* Start MATERIAL FOR THIS EXERCISE *

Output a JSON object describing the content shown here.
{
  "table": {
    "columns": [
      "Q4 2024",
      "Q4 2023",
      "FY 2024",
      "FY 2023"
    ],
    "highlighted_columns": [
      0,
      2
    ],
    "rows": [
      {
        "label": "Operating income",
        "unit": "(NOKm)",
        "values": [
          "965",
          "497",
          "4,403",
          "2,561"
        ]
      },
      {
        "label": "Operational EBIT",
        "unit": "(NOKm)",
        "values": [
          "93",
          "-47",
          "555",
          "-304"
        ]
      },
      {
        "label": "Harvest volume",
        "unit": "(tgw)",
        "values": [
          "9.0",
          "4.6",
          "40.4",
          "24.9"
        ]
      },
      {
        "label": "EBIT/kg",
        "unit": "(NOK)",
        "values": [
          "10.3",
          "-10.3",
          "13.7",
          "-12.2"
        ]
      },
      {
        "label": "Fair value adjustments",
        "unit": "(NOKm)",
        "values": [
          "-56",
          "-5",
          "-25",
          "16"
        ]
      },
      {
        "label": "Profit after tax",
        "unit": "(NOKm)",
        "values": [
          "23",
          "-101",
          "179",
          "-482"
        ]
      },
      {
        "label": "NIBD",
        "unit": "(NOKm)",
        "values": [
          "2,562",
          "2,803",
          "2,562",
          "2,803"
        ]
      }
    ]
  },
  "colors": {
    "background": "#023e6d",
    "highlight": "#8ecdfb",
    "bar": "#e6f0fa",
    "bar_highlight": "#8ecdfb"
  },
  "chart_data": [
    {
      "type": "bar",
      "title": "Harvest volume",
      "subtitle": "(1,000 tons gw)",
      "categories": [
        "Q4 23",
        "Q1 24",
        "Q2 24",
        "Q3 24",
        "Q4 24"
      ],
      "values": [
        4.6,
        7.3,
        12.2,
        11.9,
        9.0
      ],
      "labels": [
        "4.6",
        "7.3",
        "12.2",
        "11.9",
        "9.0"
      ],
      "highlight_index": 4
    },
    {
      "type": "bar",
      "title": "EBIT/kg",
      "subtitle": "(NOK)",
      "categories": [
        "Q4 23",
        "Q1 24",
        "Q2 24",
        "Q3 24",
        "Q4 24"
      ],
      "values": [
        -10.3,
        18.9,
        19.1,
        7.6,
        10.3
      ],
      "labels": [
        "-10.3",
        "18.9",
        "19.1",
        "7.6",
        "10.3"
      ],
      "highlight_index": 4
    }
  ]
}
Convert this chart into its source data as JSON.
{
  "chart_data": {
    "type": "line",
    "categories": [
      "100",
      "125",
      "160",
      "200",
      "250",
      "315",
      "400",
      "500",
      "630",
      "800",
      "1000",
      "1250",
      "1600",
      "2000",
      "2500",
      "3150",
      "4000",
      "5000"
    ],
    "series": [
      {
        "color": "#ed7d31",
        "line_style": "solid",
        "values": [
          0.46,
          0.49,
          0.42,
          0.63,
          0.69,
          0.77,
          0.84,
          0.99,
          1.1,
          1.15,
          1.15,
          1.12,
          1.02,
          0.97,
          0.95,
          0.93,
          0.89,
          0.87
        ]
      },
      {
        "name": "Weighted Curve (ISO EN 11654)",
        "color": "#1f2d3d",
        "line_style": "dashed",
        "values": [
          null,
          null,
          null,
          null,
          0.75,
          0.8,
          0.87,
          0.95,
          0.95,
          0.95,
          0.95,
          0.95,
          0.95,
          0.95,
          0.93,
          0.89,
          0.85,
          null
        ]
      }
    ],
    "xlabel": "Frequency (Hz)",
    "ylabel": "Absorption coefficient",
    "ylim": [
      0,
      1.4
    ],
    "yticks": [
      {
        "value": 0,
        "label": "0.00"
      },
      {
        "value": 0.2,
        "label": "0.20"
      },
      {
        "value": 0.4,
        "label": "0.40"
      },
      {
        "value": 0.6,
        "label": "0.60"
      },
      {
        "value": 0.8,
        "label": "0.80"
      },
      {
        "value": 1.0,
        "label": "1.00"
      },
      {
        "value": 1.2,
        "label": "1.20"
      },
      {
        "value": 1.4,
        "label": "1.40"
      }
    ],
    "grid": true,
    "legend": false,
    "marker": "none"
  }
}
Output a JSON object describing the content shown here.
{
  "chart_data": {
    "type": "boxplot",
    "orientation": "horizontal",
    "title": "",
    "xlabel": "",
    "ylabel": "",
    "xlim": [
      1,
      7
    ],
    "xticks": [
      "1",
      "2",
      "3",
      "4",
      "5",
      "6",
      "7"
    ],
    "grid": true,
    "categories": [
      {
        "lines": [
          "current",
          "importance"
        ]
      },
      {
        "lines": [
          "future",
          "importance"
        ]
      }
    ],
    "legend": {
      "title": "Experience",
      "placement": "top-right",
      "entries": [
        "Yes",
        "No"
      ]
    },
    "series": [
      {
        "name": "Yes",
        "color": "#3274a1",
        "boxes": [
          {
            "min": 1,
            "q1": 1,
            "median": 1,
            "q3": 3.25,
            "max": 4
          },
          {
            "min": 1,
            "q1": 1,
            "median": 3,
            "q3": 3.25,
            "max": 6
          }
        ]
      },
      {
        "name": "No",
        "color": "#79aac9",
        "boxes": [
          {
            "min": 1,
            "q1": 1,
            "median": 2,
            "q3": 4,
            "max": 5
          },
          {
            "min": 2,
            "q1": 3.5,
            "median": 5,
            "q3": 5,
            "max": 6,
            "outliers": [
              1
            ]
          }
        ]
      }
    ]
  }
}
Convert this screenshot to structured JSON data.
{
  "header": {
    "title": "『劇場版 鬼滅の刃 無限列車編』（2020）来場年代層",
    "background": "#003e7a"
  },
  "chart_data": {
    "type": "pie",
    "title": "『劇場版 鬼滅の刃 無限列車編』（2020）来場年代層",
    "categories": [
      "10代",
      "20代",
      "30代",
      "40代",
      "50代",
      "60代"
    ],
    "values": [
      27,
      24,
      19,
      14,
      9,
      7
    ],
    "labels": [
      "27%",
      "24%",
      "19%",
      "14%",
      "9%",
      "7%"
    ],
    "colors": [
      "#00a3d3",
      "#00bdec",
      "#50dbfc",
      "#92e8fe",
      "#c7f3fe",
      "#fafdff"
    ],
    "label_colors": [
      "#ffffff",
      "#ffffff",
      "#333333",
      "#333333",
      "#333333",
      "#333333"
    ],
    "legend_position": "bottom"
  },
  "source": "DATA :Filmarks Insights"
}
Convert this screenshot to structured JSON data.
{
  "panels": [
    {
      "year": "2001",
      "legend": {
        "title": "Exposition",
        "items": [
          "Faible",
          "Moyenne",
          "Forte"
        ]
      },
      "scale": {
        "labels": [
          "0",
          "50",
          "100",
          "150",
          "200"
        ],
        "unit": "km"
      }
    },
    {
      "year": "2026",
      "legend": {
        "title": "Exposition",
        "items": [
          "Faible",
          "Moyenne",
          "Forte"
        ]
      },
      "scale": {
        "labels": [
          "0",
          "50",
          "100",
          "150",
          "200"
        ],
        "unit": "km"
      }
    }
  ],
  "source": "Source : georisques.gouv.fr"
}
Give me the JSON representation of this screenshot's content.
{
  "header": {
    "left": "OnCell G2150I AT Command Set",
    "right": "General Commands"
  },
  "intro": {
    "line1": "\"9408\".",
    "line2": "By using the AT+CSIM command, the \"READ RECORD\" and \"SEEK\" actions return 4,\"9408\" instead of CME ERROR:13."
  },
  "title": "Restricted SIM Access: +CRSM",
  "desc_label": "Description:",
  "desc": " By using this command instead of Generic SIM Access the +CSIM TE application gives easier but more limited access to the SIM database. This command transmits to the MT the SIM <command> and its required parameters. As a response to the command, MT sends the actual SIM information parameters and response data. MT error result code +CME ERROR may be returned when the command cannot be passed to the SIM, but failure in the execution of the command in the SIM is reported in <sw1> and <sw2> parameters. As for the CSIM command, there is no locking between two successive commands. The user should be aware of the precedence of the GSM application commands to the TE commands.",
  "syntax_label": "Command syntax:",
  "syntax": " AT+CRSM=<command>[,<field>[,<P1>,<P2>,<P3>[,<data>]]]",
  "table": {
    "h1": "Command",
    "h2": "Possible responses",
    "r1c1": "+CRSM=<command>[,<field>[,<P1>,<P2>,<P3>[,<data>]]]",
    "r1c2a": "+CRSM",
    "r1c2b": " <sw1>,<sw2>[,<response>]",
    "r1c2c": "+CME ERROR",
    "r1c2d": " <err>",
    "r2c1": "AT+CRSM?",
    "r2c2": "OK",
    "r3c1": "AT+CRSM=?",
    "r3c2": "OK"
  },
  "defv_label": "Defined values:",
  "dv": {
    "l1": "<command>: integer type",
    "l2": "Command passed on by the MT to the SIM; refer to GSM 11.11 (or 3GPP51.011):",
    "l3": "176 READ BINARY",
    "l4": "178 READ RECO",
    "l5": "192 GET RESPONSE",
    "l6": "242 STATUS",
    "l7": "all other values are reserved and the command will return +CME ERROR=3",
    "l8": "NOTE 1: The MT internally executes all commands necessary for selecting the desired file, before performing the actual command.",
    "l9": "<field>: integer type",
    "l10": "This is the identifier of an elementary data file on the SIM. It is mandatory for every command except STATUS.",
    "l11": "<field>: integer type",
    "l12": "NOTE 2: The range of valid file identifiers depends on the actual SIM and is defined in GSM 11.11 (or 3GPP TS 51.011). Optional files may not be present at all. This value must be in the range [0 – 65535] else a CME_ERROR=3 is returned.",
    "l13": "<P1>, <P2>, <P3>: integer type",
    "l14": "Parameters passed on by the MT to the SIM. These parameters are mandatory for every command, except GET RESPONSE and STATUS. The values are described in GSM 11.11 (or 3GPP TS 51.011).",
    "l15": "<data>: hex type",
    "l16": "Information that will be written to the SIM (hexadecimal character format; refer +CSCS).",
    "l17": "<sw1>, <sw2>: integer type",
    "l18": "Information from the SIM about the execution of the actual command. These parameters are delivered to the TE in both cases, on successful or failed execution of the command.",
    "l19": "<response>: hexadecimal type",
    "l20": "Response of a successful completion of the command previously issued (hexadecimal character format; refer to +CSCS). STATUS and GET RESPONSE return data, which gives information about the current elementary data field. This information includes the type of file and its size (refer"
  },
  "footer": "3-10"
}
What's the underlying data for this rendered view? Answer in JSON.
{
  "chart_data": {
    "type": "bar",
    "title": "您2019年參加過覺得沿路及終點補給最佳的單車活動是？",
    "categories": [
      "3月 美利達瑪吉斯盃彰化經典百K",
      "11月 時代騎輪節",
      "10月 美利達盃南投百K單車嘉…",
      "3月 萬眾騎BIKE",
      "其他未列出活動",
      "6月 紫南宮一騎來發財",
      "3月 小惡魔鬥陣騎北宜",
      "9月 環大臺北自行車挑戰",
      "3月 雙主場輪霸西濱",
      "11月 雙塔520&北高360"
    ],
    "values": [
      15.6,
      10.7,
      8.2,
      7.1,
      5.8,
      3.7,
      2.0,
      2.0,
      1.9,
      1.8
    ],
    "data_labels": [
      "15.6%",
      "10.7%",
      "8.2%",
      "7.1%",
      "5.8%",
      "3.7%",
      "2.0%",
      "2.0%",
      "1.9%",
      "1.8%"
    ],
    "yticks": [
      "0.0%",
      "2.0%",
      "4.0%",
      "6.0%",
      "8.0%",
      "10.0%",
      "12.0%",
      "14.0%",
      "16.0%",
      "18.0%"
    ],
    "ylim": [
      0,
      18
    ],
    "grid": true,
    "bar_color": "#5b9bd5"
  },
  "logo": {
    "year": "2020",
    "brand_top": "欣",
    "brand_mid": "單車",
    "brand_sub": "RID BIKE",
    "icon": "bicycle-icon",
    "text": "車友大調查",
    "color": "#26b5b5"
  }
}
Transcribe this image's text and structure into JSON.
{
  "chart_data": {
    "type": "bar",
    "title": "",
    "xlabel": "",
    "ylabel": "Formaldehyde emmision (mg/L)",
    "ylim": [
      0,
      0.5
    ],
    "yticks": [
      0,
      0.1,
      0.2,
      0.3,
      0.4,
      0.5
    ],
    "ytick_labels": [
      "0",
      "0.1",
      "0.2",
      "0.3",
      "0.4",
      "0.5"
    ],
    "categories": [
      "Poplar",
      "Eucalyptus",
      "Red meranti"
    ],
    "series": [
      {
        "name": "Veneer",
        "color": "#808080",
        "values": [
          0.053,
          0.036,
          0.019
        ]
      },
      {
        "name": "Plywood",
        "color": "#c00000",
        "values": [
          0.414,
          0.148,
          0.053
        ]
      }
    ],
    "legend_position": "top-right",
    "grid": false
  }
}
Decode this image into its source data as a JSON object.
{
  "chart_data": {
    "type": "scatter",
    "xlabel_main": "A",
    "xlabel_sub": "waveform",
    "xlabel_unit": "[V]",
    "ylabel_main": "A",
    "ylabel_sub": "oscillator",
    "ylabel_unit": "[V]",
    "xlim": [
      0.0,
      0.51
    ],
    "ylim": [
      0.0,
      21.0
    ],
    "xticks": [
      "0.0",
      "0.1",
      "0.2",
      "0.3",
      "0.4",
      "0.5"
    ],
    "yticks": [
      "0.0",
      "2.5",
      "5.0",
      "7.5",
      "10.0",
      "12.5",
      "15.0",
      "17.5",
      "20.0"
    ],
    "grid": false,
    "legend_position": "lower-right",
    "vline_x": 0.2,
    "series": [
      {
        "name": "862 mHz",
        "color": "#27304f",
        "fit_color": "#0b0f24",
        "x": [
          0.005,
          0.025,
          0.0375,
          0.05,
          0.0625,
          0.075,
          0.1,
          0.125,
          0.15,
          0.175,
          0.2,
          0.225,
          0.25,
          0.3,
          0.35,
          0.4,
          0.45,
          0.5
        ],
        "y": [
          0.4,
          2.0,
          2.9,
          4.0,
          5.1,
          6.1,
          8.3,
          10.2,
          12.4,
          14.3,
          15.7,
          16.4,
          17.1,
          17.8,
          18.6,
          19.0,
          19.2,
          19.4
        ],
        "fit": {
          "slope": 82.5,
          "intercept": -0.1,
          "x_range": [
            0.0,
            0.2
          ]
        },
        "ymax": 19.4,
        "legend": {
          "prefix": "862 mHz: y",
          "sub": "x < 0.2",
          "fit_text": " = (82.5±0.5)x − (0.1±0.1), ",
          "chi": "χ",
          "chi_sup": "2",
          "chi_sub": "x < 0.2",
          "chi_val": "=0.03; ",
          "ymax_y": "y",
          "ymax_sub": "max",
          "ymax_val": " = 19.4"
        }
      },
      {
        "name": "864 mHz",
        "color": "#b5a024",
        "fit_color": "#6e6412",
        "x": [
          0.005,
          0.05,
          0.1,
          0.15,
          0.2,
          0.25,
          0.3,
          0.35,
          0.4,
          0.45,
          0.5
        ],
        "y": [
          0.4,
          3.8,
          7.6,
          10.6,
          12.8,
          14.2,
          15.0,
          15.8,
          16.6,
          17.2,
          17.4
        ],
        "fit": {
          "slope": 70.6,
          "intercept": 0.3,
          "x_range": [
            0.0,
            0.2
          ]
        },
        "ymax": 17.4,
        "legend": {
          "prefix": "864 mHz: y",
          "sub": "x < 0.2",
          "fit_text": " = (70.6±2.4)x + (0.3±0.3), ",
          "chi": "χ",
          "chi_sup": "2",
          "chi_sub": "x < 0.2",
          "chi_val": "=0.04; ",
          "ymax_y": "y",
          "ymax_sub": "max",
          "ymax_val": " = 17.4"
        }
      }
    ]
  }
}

* End MATERIAL FOR THIS EXERCISE *

▸ **EXERCISE REQUIREMENTS**
Show each line holding the word "CSCS".

▸ **RESULT OF THIS TASK**
    "l16": "Information that will be written to the SIM (hexadecimal character format; refer +CSCS).",
    "l20": "Response of a successful completion of the command previously issued (hexadecimal character format; refer to +CSCS). STATUS and GET RESPONSE return data, which gives information about the current elementary data field. This information includes the type of file and its size (refer"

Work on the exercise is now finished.